<<<<
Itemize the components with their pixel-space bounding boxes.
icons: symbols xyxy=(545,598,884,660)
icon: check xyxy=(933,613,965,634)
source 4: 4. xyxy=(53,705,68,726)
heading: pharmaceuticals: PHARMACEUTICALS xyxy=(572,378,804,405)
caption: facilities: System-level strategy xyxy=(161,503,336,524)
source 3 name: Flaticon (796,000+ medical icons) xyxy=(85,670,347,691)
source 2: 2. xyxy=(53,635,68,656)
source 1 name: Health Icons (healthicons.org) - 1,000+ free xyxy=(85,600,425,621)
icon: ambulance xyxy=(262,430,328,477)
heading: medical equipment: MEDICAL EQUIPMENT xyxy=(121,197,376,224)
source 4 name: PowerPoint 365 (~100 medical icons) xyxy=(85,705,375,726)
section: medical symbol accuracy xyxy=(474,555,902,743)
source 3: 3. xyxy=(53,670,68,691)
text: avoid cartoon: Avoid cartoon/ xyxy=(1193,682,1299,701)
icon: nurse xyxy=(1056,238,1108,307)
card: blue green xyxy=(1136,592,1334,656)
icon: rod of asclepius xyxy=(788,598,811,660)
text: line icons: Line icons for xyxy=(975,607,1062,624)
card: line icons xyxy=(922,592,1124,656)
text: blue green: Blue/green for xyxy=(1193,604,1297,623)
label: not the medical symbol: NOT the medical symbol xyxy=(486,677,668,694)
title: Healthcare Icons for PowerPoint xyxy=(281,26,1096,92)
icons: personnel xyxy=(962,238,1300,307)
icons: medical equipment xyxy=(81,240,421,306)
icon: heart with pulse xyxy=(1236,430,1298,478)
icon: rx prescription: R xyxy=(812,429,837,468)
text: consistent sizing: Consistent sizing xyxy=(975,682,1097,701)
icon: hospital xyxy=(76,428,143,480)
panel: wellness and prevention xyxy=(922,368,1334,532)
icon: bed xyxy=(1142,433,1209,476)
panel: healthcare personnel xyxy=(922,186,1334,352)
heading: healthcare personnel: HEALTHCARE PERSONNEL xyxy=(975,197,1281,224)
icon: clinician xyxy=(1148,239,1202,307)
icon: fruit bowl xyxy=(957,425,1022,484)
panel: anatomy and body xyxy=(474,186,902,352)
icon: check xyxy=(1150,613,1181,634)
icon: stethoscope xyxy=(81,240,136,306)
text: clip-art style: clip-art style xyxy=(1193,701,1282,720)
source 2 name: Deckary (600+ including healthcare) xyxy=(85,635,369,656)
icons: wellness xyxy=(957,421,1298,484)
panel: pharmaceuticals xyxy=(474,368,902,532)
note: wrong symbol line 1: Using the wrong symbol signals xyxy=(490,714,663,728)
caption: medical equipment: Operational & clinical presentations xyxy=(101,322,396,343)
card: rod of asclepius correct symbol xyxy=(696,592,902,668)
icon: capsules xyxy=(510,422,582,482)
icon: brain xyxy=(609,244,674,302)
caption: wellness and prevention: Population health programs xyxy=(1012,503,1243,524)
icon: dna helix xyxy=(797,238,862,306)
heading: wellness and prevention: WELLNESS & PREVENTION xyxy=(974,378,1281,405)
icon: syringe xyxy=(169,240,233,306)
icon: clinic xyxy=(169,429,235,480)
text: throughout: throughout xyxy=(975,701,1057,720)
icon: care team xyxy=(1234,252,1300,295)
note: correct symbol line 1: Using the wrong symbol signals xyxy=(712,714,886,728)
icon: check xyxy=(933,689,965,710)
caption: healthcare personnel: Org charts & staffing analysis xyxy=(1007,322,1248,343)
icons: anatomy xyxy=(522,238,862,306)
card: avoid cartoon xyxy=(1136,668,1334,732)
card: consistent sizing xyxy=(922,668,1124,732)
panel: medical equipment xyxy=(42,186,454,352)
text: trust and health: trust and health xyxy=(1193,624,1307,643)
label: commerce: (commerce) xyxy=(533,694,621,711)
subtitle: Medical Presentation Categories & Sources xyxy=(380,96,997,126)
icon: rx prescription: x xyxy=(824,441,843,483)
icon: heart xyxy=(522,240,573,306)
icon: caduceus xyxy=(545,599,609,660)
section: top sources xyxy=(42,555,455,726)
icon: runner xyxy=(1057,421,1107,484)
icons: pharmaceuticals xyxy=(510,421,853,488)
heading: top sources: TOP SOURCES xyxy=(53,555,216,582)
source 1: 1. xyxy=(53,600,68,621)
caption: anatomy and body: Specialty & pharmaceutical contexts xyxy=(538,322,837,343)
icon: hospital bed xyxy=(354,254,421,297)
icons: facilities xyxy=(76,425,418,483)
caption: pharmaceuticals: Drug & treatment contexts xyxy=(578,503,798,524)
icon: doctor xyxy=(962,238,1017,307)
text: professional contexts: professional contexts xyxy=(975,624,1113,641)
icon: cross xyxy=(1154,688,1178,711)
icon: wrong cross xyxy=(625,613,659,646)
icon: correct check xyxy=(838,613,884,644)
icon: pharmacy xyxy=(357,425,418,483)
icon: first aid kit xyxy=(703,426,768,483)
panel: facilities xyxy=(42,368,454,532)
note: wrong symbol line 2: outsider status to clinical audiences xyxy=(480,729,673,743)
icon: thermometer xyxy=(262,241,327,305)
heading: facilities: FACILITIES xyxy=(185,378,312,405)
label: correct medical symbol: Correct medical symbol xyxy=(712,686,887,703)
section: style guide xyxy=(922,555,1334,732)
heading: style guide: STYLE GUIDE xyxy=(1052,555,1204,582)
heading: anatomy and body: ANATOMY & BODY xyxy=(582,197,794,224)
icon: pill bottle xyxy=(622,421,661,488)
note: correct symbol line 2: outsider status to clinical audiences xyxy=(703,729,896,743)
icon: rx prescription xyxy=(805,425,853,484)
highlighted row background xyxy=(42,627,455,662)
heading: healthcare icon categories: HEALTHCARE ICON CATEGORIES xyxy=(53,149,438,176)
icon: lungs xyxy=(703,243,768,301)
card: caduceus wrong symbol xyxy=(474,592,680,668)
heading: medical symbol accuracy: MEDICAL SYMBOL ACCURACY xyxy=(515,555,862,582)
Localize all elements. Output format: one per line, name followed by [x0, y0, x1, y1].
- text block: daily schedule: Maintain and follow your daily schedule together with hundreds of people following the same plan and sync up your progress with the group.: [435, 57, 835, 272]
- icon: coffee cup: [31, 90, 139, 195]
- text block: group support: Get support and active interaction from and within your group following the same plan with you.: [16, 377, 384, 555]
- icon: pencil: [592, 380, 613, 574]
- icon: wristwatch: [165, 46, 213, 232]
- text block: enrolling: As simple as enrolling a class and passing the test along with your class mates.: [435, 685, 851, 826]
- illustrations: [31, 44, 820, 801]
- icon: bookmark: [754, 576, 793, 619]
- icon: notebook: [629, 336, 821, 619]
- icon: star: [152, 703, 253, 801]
>>>>
AIM: Return every line above word for word, with no changes.

TASK RESPONSE:
Itemize the components with their pixel-space bounding boxes.
icons: symbols xyxy=(545,598,884,660)
icon: check xyxy=(933,613,965,634)
source 4: 4. xyxy=(53,705,68,726)
heading: pharmaceuticals: PHARMACEUTICALS xyxy=(572,378,804,405)
caption: facilities: System-level strategy xyxy=(161,503,336,524)
source 3 name: Flaticon (796,000+ medical icons) xyxy=(85,670,347,691)
source 2: 2. xyxy=(53,635,68,656)
source 1 name: Health Icons (healthicons.org) - 1,000+ free xyxy=(85,600,425,621)
icon: ambulance xyxy=(262,430,328,477)
heading: medical equipment: MEDICAL EQUIPMENT xyxy=(121,197,376,224)
source 4 name: PowerPoint 365 (~100 medical icons) xyxy=(85,705,375,726)
section: medical symbol accuracy xyxy=(474,555,902,743)
source 3: 3. xyxy=(53,670,68,691)
text: avoid cartoon: Avoid cartoon/ xyxy=(1193,682,1299,701)
icon: nurse xyxy=(1056,238,1108,307)
card: blue green xyxy=(1136,592,1334,656)
icon: rod of asclepius xyxy=(788,598,811,660)
text: line icons: Line icons for xyxy=(975,607,1062,624)
card: line icons xyxy=(922,592,1124,656)
text: blue green: Blue/green for xyxy=(1193,604,1297,623)
label: not the medical symbol: NOT the medical symbol xyxy=(486,677,668,694)
title: Healthcare Icons for PowerPoint xyxy=(281,26,1096,92)
icons: personnel xyxy=(962,238,1300,307)
icons: medical equipment xyxy=(81,240,421,306)
icon: heart with pulse xyxy=(1236,430,1298,478)
icon: rx prescription: R xyxy=(812,429,837,468)
text: consistent sizing: Consistent sizing xyxy=(975,682,1097,701)
icon: hospital xyxy=(76,428,143,480)
panel: wellness and prevention xyxy=(922,368,1334,532)
icon: bed xyxy=(1142,433,1209,476)
panel: healthcare personnel xyxy=(922,186,1334,352)
heading: healthcare personnel: HEALTHCARE PERSONNEL xyxy=(975,197,1281,224)
icon: clinician xyxy=(1148,239,1202,307)
icon: fruit bowl xyxy=(957,425,1022,484)
panel: anatomy and body xyxy=(474,186,902,352)
icon: check xyxy=(1150,613,1181,634)
icon: stethoscope xyxy=(81,240,136,306)
text: clip-art style: clip-art style xyxy=(1193,701,1282,720)
source 2 name: Deckary (600+ including healthcare) xyxy=(85,635,369,656)
icons: wellness xyxy=(957,421,1298,484)
panel: pharmaceuticals xyxy=(474,368,902,532)
note: wrong symbol line 1: Using the wrong symbol signals xyxy=(490,714,663,728)
caption: medical equipment: Operational & clinical presentations xyxy=(101,322,396,343)
card: rod of asclepius correct symbol xyxy=(696,592,902,668)
icon: capsules xyxy=(510,422,582,482)
icon: brain xyxy=(609,244,674,302)
caption: wellness and prevention: Population health programs xyxy=(1012,503,1243,524)
icon: dna helix xyxy=(797,238,862,306)
heading: wellness and prevention: WELLNESS & PREVENTION xyxy=(974,378,1281,405)
icon: syringe xyxy=(169,240,233,306)
icon: clinic xyxy=(169,429,235,480)
text: throughout: throughout xyxy=(975,701,1057,720)
icon: care team xyxy=(1234,252,1300,295)
note: correct symbol line 1: Using the wrong symbol signals xyxy=(712,714,886,728)
icon: check xyxy=(933,689,965,710)
caption: healthcare personnel: Org charts & staffing analysis xyxy=(1007,322,1248,343)
icons: anatomy xyxy=(522,238,862,306)
card: avoid cartoon xyxy=(1136,668,1334,732)
card: consistent sizing xyxy=(922,668,1124,732)
panel: medical equipment xyxy=(42,186,454,352)
text: trust and health: trust and health xyxy=(1193,624,1307,643)
label: commerce: (commerce) xyxy=(533,694,621,711)
subtitle: Medical Presentation Categories & Sources xyxy=(380,96,997,126)
icon: rx prescription: x xyxy=(824,441,843,483)
icon: heart xyxy=(522,240,573,306)
icon: caduceus xyxy=(545,599,609,660)
section: top sources xyxy=(42,555,455,726)
icon: runner xyxy=(1057,421,1107,484)
icons: pharmaceuticals xyxy=(510,421,853,488)
heading: top sources: TOP SOURCES xyxy=(53,555,216,582)
source 1: 1. xyxy=(53,600,68,621)
caption: anatomy and body: Specialty & pharmaceutical contexts xyxy=(538,322,837,343)
icon: hospital bed xyxy=(354,254,421,297)
icons: facilities xyxy=(76,425,418,483)
caption: pharmaceuticals: Drug & treatment contexts xyxy=(578,503,798,524)
icon: doctor xyxy=(962,238,1017,307)
text: professional contexts: professional contexts xyxy=(975,624,1113,641)
icon: cross xyxy=(1154,688,1178,711)
icon: wrong cross xyxy=(625,613,659,646)
icon: correct check xyxy=(838,613,884,644)
icon: pharmacy xyxy=(357,425,418,483)
icon: first aid kit xyxy=(703,426,768,483)
panel: facilities xyxy=(42,368,454,532)
note: wrong symbol line 2: outsider status to clinical audiences xyxy=(480,729,673,743)
icon: thermometer xyxy=(262,241,327,305)
heading: facilities: FACILITIES xyxy=(185,378,312,405)
label: correct medical symbol: Correct medical symbol xyxy=(712,686,887,703)
section: style guide xyxy=(922,555,1334,732)
heading: style guide: STYLE GUIDE xyxy=(1052,555,1204,582)
heading: anatomy and body: ANATOMY & BODY xyxy=(582,197,794,224)
icon: pill bottle xyxy=(622,421,661,488)
note: correct symbol line 2: outsider status to clinical audiences xyxy=(703,729,896,743)
icon: rx prescription xyxy=(805,425,853,484)
highlighted row background xyxy=(42,627,455,662)
heading: healthcare icon categories: HEALTHCARE ICON CATEGORIES xyxy=(53,149,438,176)
icon: lungs xyxy=(703,243,768,301)
card: caduceus wrong symbol xyxy=(474,592,680,668)
heading: medical symbol accuracy: MEDICAL SYMBOL ACCURACY xyxy=(515,555,862,582)
Localize all elements. Output format: one per line, name followed by [x0, y0, x1, y1].
- text block: daily schedule: Maintain and follow your daily schedule together with hundreds of people following the same plan and sync up your progress with the group.: [435, 57, 835, 272]
- icon: coffee cup: [31, 90, 139, 195]
- text block: group support: Get support and active interaction from and within your group following the same plan with you.: [16, 377, 384, 555]
- icon: pencil: [592, 380, 613, 574]
- icon: wristwatch: [165, 46, 213, 232]
- text block: enrolling: As simple as enrolling a class and passing the test along with your class mates.: [435, 685, 851, 826]
- illustrations: [31, 44, 820, 801]
- icon: bookmark: [754, 576, 793, 619]
- icon: notebook: [629, 336, 821, 619]
- icon: star: [152, 703, 253, 801]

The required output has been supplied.